[Recorded data]
━━━━━━━━
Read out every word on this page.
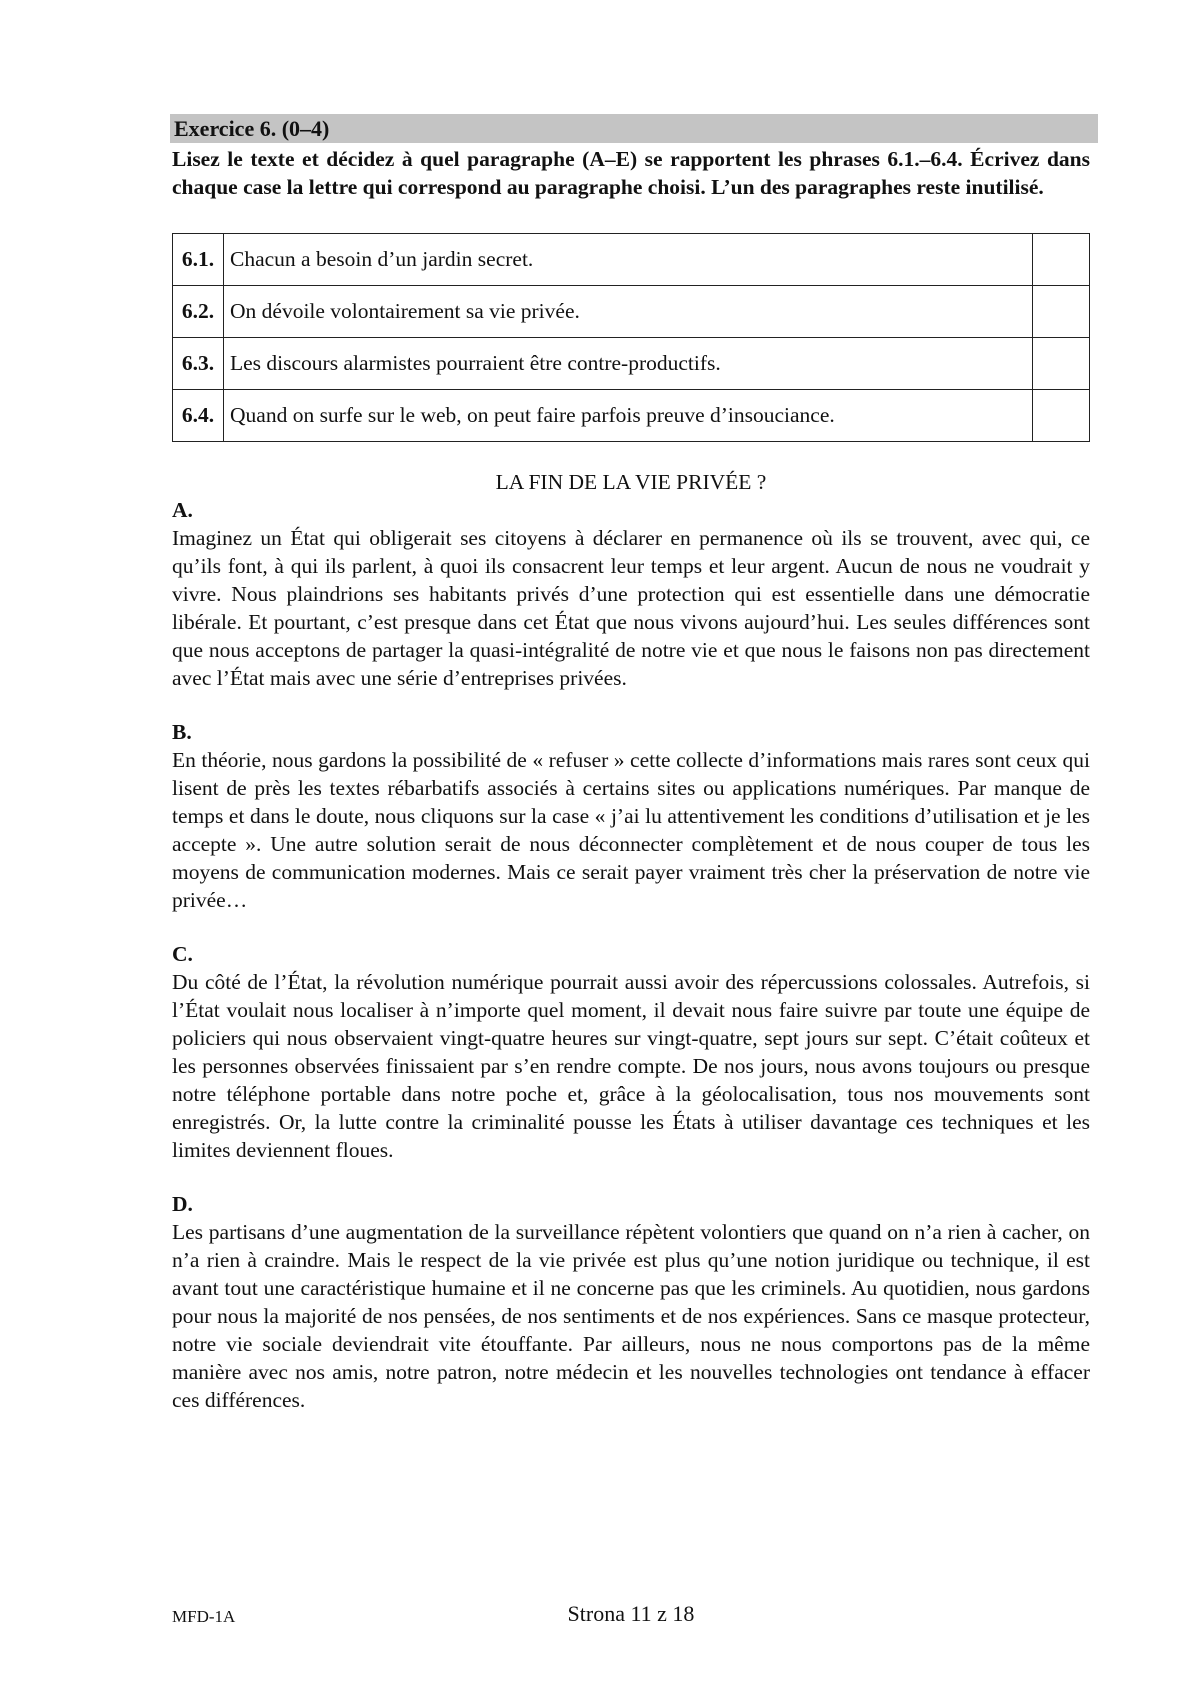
Exercice 6. (0–4)

Lisez le texte et décidez à quel paragraphe (A–E) se rapportent les phrases 6.1.–6.4. Écrivez dans chaque case la lettre qui correspond au paragraphe choisi. L’un des paragraphes reste inutilisé.

6.1.	Chacun a besoin d’un jardin secret.	
6.2.	On dévoile volontairement sa vie privée.	
6.3.	Les discours alarmistes pourraient être contre-productifs.	
6.4.	Quand on surfe sur le web, on peut faire parfois preuve d’insouciance.	
LA FIN DE LA VIE PRIVÉE ?
A.

Imaginez un État qui obligerait ses citoyens à déclarer en permanence où ils se trouvent, avec qui, ce qu’ils font, à qui ils parlent, à quoi ils consacrent leur temps et leur argent. Aucun de nous ne voudrait y vivre. Nous plaindrions ses habitants privés d’une protection qui est essentielle dans une démocratie libérale. Et pourtant, c’est presque dans cet État que nous vivons aujourd’hui. Les seules différences sont que nous acceptons de partager la quasi-intégralité de notre vie et que nous le faisons non pas directement avec l’État mais avec une série d’entreprises privées.

B.

En théorie, nous gardons la possibilité de « refuser » cette collecte d’informations mais rares sont ceux qui lisent de près les textes rébarbatifs associés à certains sites ou applications numériques. Par manque de temps et dans le doute, nous cliquons sur la case « j’ai lu attentivement les conditions d’utilisation et je les accepte ». Une autre solution serait de nous déconnecter complètement et de nous couper de tous les moyens de communication modernes. Mais ce serait payer vraiment très cher la préservation de notre vie privée…

C.

Du côté de l’État, la révolution numérique pourrait aussi avoir des répercussions colossales. Autrefois, si l’État voulait nous localiser à n’importe quel moment, il devait nous faire suivre par toute une équipe de policiers qui nous observaient vingt-quatre heures sur vingt-quatre, sept jours sur sept. C’était coûteux et les personnes observées finissaient par s’en rendre compte. De nos jours, nous avons toujours ou presque notre téléphone portable dans notre poche et, grâce à la géolocalisation, tous nos mouvements sont enregistrés. Or, la lutte contre la criminalité pousse les États à utiliser davantage ces techniques et les limites deviennent floues.

D.

Les partisans d’une augmentation de la surveillance répètent volontiers que quand on n’a rien à cacher, on n’a rien à craindre. Mais le respect de la vie privée est plus qu’une notion juridique ou technique, il est avant tout une caractéristique humaine et il ne concerne pas que les criminels. Au quotidien, nous gardons pour nous la majorité de nos pensées, de nos sentiments et de nos expériences. Sans ce masque protecteur, notre vie sociale deviendrait vite étouffante. Par ailleurs, nous ne nous comportons pas de la même manière avec nos amis, notre patron, notre médecin et les nouvelles technologies ont tendance à effacer ces différences.

MFD-1A	Strona 11 z 18
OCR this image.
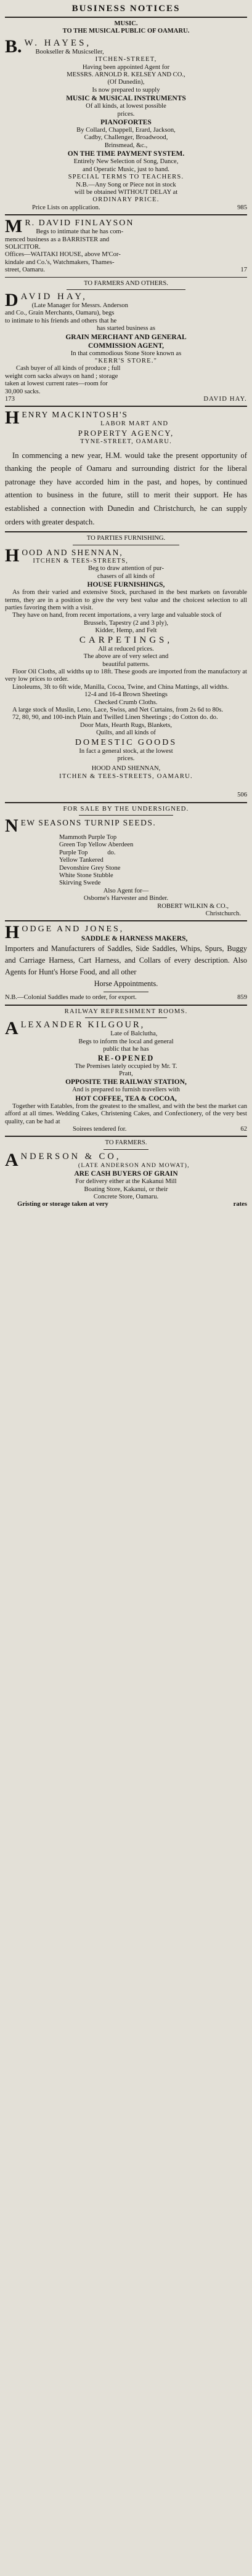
BUSINESS NOTICES

MUSIC.

TO THE MUSICAL PUBLIC OF OAMARU.

B. W. HAYES,
Bookseller & Musicseller,

ITCHEN-STREET,

Having been appointed Agent for

MESSRS. ARNOLD R. KELSEY AND CO.,

(Of Dunedin),

Is now prepared to supply

MUSIC & MUSICAL INSTRUMENTS

Of all kinds, at lowest possible

prices.

PIANOFORTES

By Collard, Chappell, Erard, Jackson,

Cadby, Challenger, Broadwood,

Brinsmead, &c.,

ON THE TIME PAYMENT SYSTEM.

Entirely New Selection of Song, Dance,

and Operatic Music, just to hand.

SPECIAL TERMS TO TEACHERS.

N.B.—Any Song or Piece not in stock

will be obtained WITHOUT DELAY at

ORDINARY PRICE.

Price Lists on application.	985

M R. DAVID FINLAYSON
Begs to intimate that he has com-

menced business as a BARRISTER and

SOLICITOR.

Offices—WAITAKI HOUSE, above M'Cor-

kindale and Co.'s, Watchmakers, Thames-

street, Oamaru.	17

TO FARMERS AND OTHERS.

D AVID HAY,
(Late Manager for Messrs. Anderson

and Co., Grain Merchants, Oamaru), begs

to intimate to his friends and others that he

has started business as

GRAIN MERCHANT AND GENERAL

COMMISSION AGENT,

In that commodious Stone Store known as

"KERR'S STORE."

Cash buyer of all kinds of produce ; full

weight corn sacks always on hand ; storage

taken at lowest current rates—room for

30,000 sacks.

173	DAVID HAY.

H ENRY MACKINTOSH'S

LABOR MART AND

PROPERTY AGENCY,

TYNE-STREET, OAMARU.

In commencing a new year, H.M. would take the present opportunity of thanking the people of Oamaru and surrounding district for the liberal patronage they have accorded him in the past, and hopes, by continued attention to business in the future, still to merit their support. He has established a connection with Dunedin and Christchurch, he can supply orders with greater despatch.

TO PARTIES FURNISHING.

H OOD AND SHENNAN,
ITCHEN & TEES-STREETS,

Beg to draw attention of pur-

chasers of all kinds of

HOUSE FURNISHINGS,

As from their varied and extensive Stock, purchased in the best markets on favorable terms, they are in a position to give the very best value and the choicest selection to all parties favoring them with a visit.

They have on hand, from recent importations, a very large and valuable stock of

Brussels, Tapestry (2 and 3 ply),

Kidder, Hemp, and Felt

CARPETINGS,

All at reduced prices.

The above are of very select and

beautiful patterns.

Floor Oil Cloths, all widths up to 18ft. These goods are imported from the manufactory at very low prices to order.

Linoleums, 3ft to 6ft wide, Manilla, Cocoa, Twine, and China Mattings, all widths.

12-4 and 16-4 Brown Sheetings

Checked Crumb Cloths.

A large stock of Muslin, Leno, Lace, Swiss, and Net Curtains, from 2s 6d to 80s.

72, 80, 90, and 100-inch Plain and Twilled Linen Sheetings ; do Cotton do. do.

Door Mats, Hearth Rugs, Blankets,

Quilts, and all kinds of

DOMESTIC GOODS

In fact a general stock, at the lowest

prices.

HOOD AND SHENNAN,

ITCHEN & TEES-STREETS, OAMARU.

506

FOR SALE BY THE UNDERSIGNED.

N EW SEASONS TURNIP SEEDS.

Mammoth Purple Top

Green Top Yellow Aberdeen

Purple Top            do.

Yellow Tankered

Devonshire Grey Stone

White Stone Stubble

Skirving Swede

Also Agent for—

Osborne's Harvester and Binder.

ROBERT WILKIN & CO.,

Christchurch.

H ODGE AND JONES,

SADDLE & HARNESS MAKERS,

Importers and Manufacturers of Saddles, Side Saddles, Whips, Spurs, Buggy and Carriage Harness, Cart Harness, and Collars of every description. Also Agents for Hunt's Horse Food, and all other

Horse Appointments.

N.B.—Colonial Saddles made to order, for export.	859

RAILWAY REFRESHMENT ROOMS.

A LEXANDER KILGOUR,

Late of Balclutha,

Begs to inform the local and general

public that he has

RE-OPENED

The Premises lately occupied by Mr. T.

Pratt,

OPPOSITE THE RAILWAY STATION,

And is prepared to furnish travellers with

HOT COFFEE, TEA & COCOA,

Together with Eatables, from the greatest to the smallest, and with the best the market can afford at all times. Wedding Cakes, Christening Cakes, and Confectionery, of the very best quality, can be had at

Soirees tendered for.	62

TO FARMERS.

A NDERSON & CO,

(LATE ANDERSON AND MOWAT),

ARE CASH BUYERS OF GRAIN

For delivery either at the Kakanui Mill

Boating Store, Kakanui, or their

Concrete Store, Oamaru.

Gristing or storage taken at very	rates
━━━━━━━━
= STATED TASK =
Each entry shown above must be quoted exactly, with its pictures left out.

= FINISHED EXERCISE =
Read out every word on this page.
Exercice 6. (0–4)

Lisez le texte et décidez à quel paragraphe (A–E) se rapportent les phrases 6.1.–6.4. Écrivez dans chaque case la lettre qui correspond au paragraphe choisi. L’un des paragraphes reste inutilisé.

6.1.	Chacun a besoin d’un jardin secret.	
6.2.	On dévoile volontairement sa vie privée.	
6.3.	Les discours alarmistes pourraient être contre-productifs.	
6.4.	Quand on surfe sur le web, on peut faire parfois preuve d’insouciance.	
LA FIN DE LA VIE PRIVÉE ?
A.

Imaginez un État qui obligerait ses citoyens à déclarer en permanence où ils se trouvent, avec qui, ce qu’ils font, à qui ils parlent, à quoi ils consacrent leur temps et leur argent. Aucun de nous ne voudrait y vivre. Nous plaindrions ses habitants privés d’une protection qui est essentielle dans une démocratie libérale. Et pourtant, c’est presque dans cet État que nous vivons aujourd’hui. Les seules différences sont que nous acceptons de partager la quasi-intégralité de notre vie et que nous le faisons non pas directement avec l’État mais avec une série d’entreprises privées.

B.

En théorie, nous gardons la possibilité de « refuser » cette collecte d’informations mais rares sont ceux qui lisent de près les textes rébarbatifs associés à certains sites ou applications numériques. Par manque de temps et dans le doute, nous cliquons sur la case « j’ai lu attentivement les conditions d’utilisation et je les accepte ». Une autre solution serait de nous déconnecter complètement et de nous couper de tous les moyens de communication modernes. Mais ce serait payer vraiment très cher la préservation de notre vie privée…

C.

Du côté de l’État, la révolution numérique pourrait aussi avoir des répercussions colossales. Autrefois, si l’État voulait nous localiser à n’importe quel moment, il devait nous faire suivre par toute une équipe de policiers qui nous observaient vingt-quatre heures sur vingt-quatre, sept jours sur sept. C’était coûteux et les personnes observées finissaient par s’en rendre compte. De nos jours, nous avons toujours ou presque notre téléphone portable dans notre poche et, grâce à la géolocalisation, tous nos mouvements sont enregistrés. Or, la lutte contre la criminalité pousse les États à utiliser davantage ces techniques et les limites deviennent floues.

D.

Les partisans d’une augmentation de la surveillance répètent volontiers que quand on n’a rien à cacher, on n’a rien à craindre. Mais le respect de la vie privée est plus qu’une notion juridique ou technique, il est avant tout une caractéristique humaine et il ne concerne pas que les criminels. Au quotidien, nous gardons pour nous la majorité de nos pensées, de nos sentiments et de nos expériences. Sans ce masque protecteur, notre vie sociale deviendrait vite étouffante. Par ailleurs, nous ne nous comportons pas de la même manière avec nos amis, notre patron, notre médecin et les nouvelles technologies ont tendance à effacer ces différences.

MFD-1A	Strona 11 z 18
OCR this image.
BUSINESS NOTICES

MUSIC.

TO THE MUSICAL PUBLIC OF OAMARU.

B. W. HAYES,
Bookseller & Musicseller,

ITCHEN-STREET,

Having been appointed Agent for

MESSRS. ARNOLD R. KELSEY AND CO.,

(Of Dunedin),

Is now prepared to supply

MUSIC & MUSICAL INSTRUMENTS

Of all kinds, at lowest possible

prices.

PIANOFORTES

By Collard, Chappell, Erard, Jackson,

Cadby, Challenger, Broadwood,

Brinsmead, &c.,

ON THE TIME PAYMENT SYSTEM.

Entirely New Selection of Song, Dance,

and Operatic Music, just to hand.

SPECIAL TERMS TO TEACHERS.

N.B.—Any Song or Piece not in stock

will be obtained WITHOUT DELAY at

ORDINARY PRICE.

Price Lists on application.	985

M R. DAVID FINLAYSON
Begs to intimate that he has com-

menced business as a BARRISTER and

SOLICITOR.

Offices—WAITAKI HOUSE, above M'Cor-

kindale and Co.'s, Watchmakers, Thames-

street, Oamaru.	17

TO FARMERS AND OTHERS.

D AVID HAY,
(Late Manager for Messrs. Anderson

and Co., Grain Merchants, Oamaru), begs

to intimate to his friends and others that he

has started business as

GRAIN MERCHANT AND GENERAL

COMMISSION AGENT,

In that commodious Stone Store known as

"KERR'S STORE."

Cash buyer of all kinds of produce ; full

weight corn sacks always on hand ; storage

taken at lowest current rates—room for

30,000 sacks.

173	DAVID HAY.

H ENRY MACKINTOSH'S

LABOR MART AND

PROPERTY AGENCY,

TYNE-STREET, OAMARU.

In commencing a new year, H.M. would take the present opportunity of thanking the people of Oamaru and surrounding district for the liberal patronage they have accorded him in the past, and hopes, by continued attention to business in the future, still to merit their support. He has established a connection with Dunedin and Christchurch, he can supply orders with greater despatch.

TO PARTIES FURNISHING.

H OOD AND SHENNAN,
ITCHEN & TEES-STREETS,

Beg to draw attention of pur-

chasers of all kinds of

HOUSE FURNISHINGS,

As from their varied and extensive Stock, purchased in the best markets on favorable terms, they are in a position to give the very best value and the choicest selection to all parties favoring them with a visit.

They have on hand, from recent importations, a very large and valuable stock of

Brussels, Tapestry (2 and 3 ply),

Kidder, Hemp, and Felt

CARPETINGS,

All at reduced prices.

The above are of very select and

beautiful patterns.

Floor Oil Cloths, all widths up to 18ft. These goods are imported from the manufactory at very low prices to order.

Linoleums, 3ft to 6ft wide, Manilla, Cocoa, Twine, and China Mattings, all widths.

12-4 and 16-4 Brown Sheetings

Checked Crumb Cloths.

A large stock of Muslin, Leno, Lace, Swiss, and Net Curtains, from 2s 6d to 80s.

72, 80, 90, and 100-inch Plain and Twilled Linen Sheetings ; do Cotton do. do.

Door Mats, Hearth Rugs, Blankets,

Quilts, and all kinds of

DOMESTIC GOODS

In fact a general stock, at the lowest

prices.

HOOD AND SHENNAN,

ITCHEN & TEES-STREETS, OAMARU.

506

FOR SALE BY THE UNDERSIGNED.

N EW SEASONS TURNIP SEEDS.

Mammoth Purple Top

Green Top Yellow Aberdeen

Purple Top            do.

Yellow Tankered

Devonshire Grey Stone

White Stone Stubble

Skirving Swede

Also Agent for—

Osborne's Harvester and Binder.

ROBERT WILKIN & CO.,

Christchurch.

H ODGE AND JONES,

SADDLE & HARNESS MAKERS,

Importers and Manufacturers of Saddles, Side Saddles, Whips, Spurs, Buggy and Carriage Harness, Cart Harness, and Collars of every description. Also Agents for Hunt's Horse Food, and all other

Horse Appointments.

N.B.—Colonial Saddles made to order, for export.	859

RAILWAY REFRESHMENT ROOMS.

A LEXANDER KILGOUR,

Late of Balclutha,

Begs to inform the local and general

public that he has

RE-OPENED

The Premises lately occupied by Mr. T.

Pratt,

OPPOSITE THE RAILWAY STATION,

And is prepared to furnish travellers with

HOT COFFEE, TEA & COCOA,

Together with Eatables, from the greatest to the smallest, and with the best the market can afford at all times. Wedding Cakes, Christening Cakes, and Confectionery, of the very best quality, can be had at

Soirees tendered for.	62

TO FARMERS.

A NDERSON & CO,

(LATE ANDERSON AND MOWAT),

ARE CASH BUYERS OF GRAIN

For delivery either at the Kakanui Mill

Boating Store, Kakanui, or their

Concrete Store, Oamaru.

Gristing or storage taken at very	rates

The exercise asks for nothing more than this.